#### Instrução dada
Transcreva fielmente todas as linhas dos dados abaixo, sem incluir as imagens na resposta.

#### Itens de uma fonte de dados
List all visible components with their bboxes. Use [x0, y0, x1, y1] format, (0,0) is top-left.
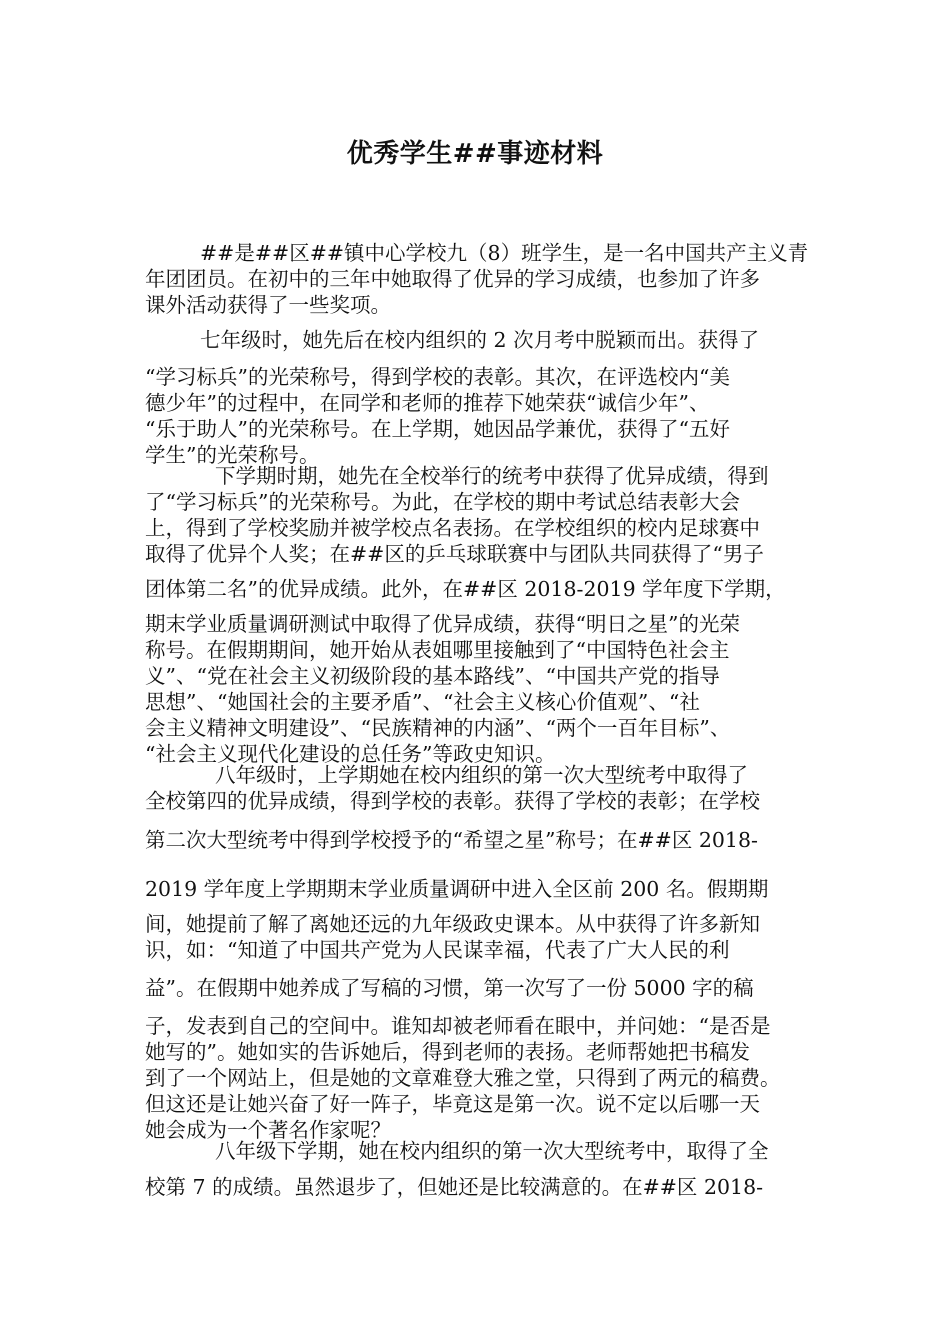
- text-line: 义”、“党在社会主义初级阶段的基本路线”、“中国共产党的指导: [145, 664, 720, 688]
- text-line: 团体第二名”的优异成绩。此外，在##区 2018-2019 学年度下学期，: [145, 577, 786, 601]
- text-line: 校第 7 的成绩。虽然退步了，但她还是比较满意的。在##区 2018-: [145, 1175, 764, 1199]
- text-line: 课外活动获得了一些奖项。: [145, 293, 391, 317]
- text-line: 七年级时，她先后在校内组织的 2 次月考中脱颖而出。获得了: [200, 328, 760, 352]
- text-line: 第二次大型统考中得到学校授予的“希望之星”称号；在##区 2018-: [145, 828, 758, 852]
- text-line: 了“学习标兵”的光荣称号。为此，在学校的期中考试总结表彰大会: [145, 490, 740, 514]
- text-line: 2019 学年度上学期期末学业质量调研中进入全区前 200 名。假期期: [145, 877, 769, 901]
- text-line: 会主义精神文明建设”、“民族精神的内涵”、“两个一百年目标”、: [145, 716, 731, 740]
- text-line: 八年级时，上学期她在校内组织的第一次大型统考中取得了: [215, 763, 748, 787]
- text-line: 但这还是让她兴奋了好一阵子，毕竟这是第一次。说不定以后哪一天: [145, 1092, 760, 1116]
- text-line: “学习标兵”的光荣称号，得到学校的表彰。其次，在评选校内“美: [145, 365, 730, 389]
- text-line: 她会成为一个著名作家呢？: [145, 1118, 391, 1142]
- text-line: 年团团员。在初中的三年中她取得了优异的学习成绩，也参加了许多: [145, 267, 760, 291]
- text-line: 下学期时期，她先在全校举行的统考中获得了优异成绩，得到: [215, 464, 769, 488]
- text-line: 子，发表到自己的空间中。谁知却被老师看在眼中，并问她：“是否是: [145, 1014, 771, 1038]
- text-line: 期末学业质量调研测试中取得了优异成绩，获得“明日之星”的光荣: [145, 612, 740, 636]
- text-line: 识，如：“知道了中国共产党为人民谋幸福，代表了广大人民的利: [145, 938, 730, 962]
- text-line: 取得了优异个人奖；在##区的乒乓球联赛中与团队共同获得了“男子: [145, 542, 764, 566]
- text-line: 她写的”。她如实的告诉她后，得到老师的表扬。老师帮她把书稿发: [145, 1040, 750, 1064]
- text-line: “社会主义现代化建设的总任务”等政史知识。: [145, 742, 556, 766]
- text-line: ##是##区##镇中心学校九（8）班学生，是一名中国共产主义青: [200, 241, 809, 265]
- text-line: 思想”、“她国社会的主要矛盾”、“社会主义核心价值观”、“社: [145, 690, 700, 714]
- text-line: 益”。在假期中她养成了写稿的习惯，第一次写了一份 5000 字的稿: [145, 976, 754, 1000]
- text-line: 全校第四的优异成绩，得到学校的表彰。获得了学校的表彰；在学校: [145, 789, 760, 813]
- text-line: 八年级下学期，她在校内组织的第一次大型统考中，取得了全: [215, 1139, 769, 1163]
- text-line: “乐于助人”的光荣称号。在上学期，她因品学兼优，获得了“五好: [145, 417, 730, 441]
- document-title: 优秀学生##事迹材料: [346, 139, 604, 169]
- text-line: 称号。在假期期间，她开始从表姐哪里接触到了“中国特色社会主: [145, 638, 730, 662]
- text-line: 间，她提前了解了离她还远的九年级政史课本。从中获得了许多新知: [145, 912, 760, 936]
- text-line: 学生”的光荣称号。: [145, 443, 320, 467]
- text-line: 到了一个网站上，但是她的文章难登大雅之堂，只得到了两元的稿费。: [145, 1066, 781, 1090]
- text-line: 上，得到了学校奖励并被学校点名表扬。在学校组织的校内足球赛中: [145, 516, 760, 540]
- text-line: 德少年”的过程中，在同学和老师的推荐下她荣获“诚信少年”、: [145, 391, 710, 415]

#### Resposta do exercício
List all visible components with their bboxes. Use [x0, y0, x1, y1] format, (0,0) is top-left.
- text-line: 义”、“党在社会主义初级阶段的基本路线”、“中国共产党的指导: [145, 664, 720, 688]
- text-line: 团体第二名”的优异成绩。此外，在##区 2018-2019 学年度下学期，: [145, 577, 786, 601]
- text-line: 校第 7 的成绩。虽然退步了，但她还是比较满意的。在##区 2018-: [145, 1175, 764, 1199]
- text-line: 课外活动获得了一些奖项。: [145, 293, 391, 317]
- text-line: 七年级时，她先后在校内组织的 2 次月考中脱颖而出。获得了: [200, 328, 760, 352]
- text-line: 第二次大型统考中得到学校授予的“希望之星”称号；在##区 2018-: [145, 828, 758, 852]
- text-line: 了“学习标兵”的光荣称号。为此，在学校的期中考试总结表彰大会: [145, 490, 740, 514]
- text-line: 2019 学年度上学期期末学业质量调研中进入全区前 200 名。假期期: [145, 877, 769, 901]
- text-line: 会主义精神文明建设”、“民族精神的内涵”、“两个一百年目标”、: [145, 716, 731, 740]
- text-line: 八年级时，上学期她在校内组织的第一次大型统考中取得了: [215, 763, 748, 787]
- text-line: 但这还是让她兴奋了好一阵子，毕竟这是第一次。说不定以后哪一天: [145, 1092, 760, 1116]
- text-line: “学习标兵”的光荣称号，得到学校的表彰。其次，在评选校内“美: [145, 365, 730, 389]
- text-line: 她会成为一个著名作家呢？: [145, 1118, 391, 1142]
- text-line: 年团团员。在初中的三年中她取得了优异的学习成绩，也参加了许多: [145, 267, 760, 291]
- text-line: 下学期时期，她先在全校举行的统考中获得了优异成绩，得到: [215, 464, 769, 488]
- text-line: 子，发表到自己的空间中。谁知却被老师看在眼中，并问她：“是否是: [145, 1014, 771, 1038]
- text-line: 期末学业质量调研测试中取得了优异成绩，获得“明日之星”的光荣: [145, 612, 740, 636]
- text-line: 识，如：“知道了中国共产党为人民谋幸福，代表了广大人民的利: [145, 938, 730, 962]
- text-line: 取得了优异个人奖；在##区的乒乓球联赛中与团队共同获得了“男子: [145, 542, 764, 566]
- text-line: 她写的”。她如实的告诉她后，得到老师的表扬。老师帮她把书稿发: [145, 1040, 750, 1064]
- text-line: “社会主义现代化建设的总任务”等政史知识。: [145, 742, 556, 766]
- text-line: ##是##区##镇中心学校九（8）班学生，是一名中国共产主义青: [200, 241, 809, 265]
- text-line: 思想”、“她国社会的主要矛盾”、“社会主义核心价值观”、“社: [145, 690, 700, 714]
- text-line: 益”。在假期中她养成了写稿的习惯，第一次写了一份 5000 字的稿: [145, 976, 754, 1000]
- text-line: 全校第四的优异成绩，得到学校的表彰。获得了学校的表彰；在学校: [145, 789, 760, 813]
- text-line: 八年级下学期，她在校内组织的第一次大型统考中，取得了全: [215, 1139, 769, 1163]
- text-line: “乐于助人”的光荣称号。在上学期，她因品学兼优，获得了“五好: [145, 417, 730, 441]
- document-title: 优秀学生##事迹材料: [346, 139, 604, 169]
- text-line: 称号。在假期期间，她开始从表姐哪里接触到了“中国特色社会主: [145, 638, 730, 662]
- text-line: 间，她提前了解了离她还远的九年级政史课本。从中获得了许多新知: [145, 912, 760, 936]
- text-line: 学生”的光荣称号。: [145, 443, 320, 467]
- text-line: 到了一个网站上，但是她的文章难登大雅之堂，只得到了两元的稿费。: [145, 1066, 781, 1090]
- text-line: 上，得到了学校奖励并被学校点名表扬。在学校组织的校内足球赛中: [145, 516, 760, 540]
- text-line: 德少年”的过程中，在同学和老师的推荐下她荣获“诚信少年”、: [145, 391, 710, 415]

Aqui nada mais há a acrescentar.